──────── Record excerpts

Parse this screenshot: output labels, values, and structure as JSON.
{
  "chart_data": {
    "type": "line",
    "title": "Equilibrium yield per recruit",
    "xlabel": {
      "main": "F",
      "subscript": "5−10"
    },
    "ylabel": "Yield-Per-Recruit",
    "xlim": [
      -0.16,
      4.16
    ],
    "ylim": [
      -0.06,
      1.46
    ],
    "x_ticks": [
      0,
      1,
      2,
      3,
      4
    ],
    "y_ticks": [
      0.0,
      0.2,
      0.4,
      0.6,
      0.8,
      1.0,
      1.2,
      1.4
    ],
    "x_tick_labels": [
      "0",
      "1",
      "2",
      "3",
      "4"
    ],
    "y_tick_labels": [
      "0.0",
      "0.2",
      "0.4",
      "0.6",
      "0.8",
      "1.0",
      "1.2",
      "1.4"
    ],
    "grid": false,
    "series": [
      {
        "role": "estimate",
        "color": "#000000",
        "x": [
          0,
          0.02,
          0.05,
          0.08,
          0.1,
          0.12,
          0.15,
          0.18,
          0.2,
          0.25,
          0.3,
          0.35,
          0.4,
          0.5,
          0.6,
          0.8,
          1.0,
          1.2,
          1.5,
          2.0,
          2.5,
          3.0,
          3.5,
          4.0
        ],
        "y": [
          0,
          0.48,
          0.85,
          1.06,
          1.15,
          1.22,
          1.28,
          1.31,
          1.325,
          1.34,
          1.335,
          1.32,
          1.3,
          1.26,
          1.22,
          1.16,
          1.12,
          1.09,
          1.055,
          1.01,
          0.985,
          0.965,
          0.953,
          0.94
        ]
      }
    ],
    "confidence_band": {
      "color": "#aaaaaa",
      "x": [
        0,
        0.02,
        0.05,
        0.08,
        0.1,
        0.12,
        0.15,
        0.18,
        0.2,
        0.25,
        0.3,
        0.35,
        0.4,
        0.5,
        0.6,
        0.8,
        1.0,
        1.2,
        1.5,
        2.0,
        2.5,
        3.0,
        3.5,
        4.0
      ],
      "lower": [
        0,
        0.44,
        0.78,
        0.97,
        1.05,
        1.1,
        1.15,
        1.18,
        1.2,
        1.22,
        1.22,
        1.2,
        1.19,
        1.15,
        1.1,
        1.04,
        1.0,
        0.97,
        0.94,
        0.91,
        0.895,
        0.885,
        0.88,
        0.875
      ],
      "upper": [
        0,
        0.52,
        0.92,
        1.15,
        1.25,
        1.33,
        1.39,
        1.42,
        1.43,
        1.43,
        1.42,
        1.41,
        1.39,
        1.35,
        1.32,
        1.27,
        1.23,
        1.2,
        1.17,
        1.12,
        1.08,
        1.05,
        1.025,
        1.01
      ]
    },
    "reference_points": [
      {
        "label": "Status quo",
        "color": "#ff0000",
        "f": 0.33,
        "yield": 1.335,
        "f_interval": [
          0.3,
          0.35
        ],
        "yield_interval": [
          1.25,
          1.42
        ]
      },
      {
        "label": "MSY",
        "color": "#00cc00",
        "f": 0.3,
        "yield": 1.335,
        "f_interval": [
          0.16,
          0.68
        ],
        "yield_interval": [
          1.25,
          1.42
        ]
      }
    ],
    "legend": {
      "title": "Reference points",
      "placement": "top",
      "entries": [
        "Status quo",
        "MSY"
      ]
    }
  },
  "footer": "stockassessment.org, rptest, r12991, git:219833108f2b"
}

────────────────

§ What the task requires
Copy every line in the listing above where the string "color" turns up.

§ Output for this exercise
        "color": "#000000",
      "color": "#aaaaaa",
        "color": "#ff0000",
        "color": "#00cc00",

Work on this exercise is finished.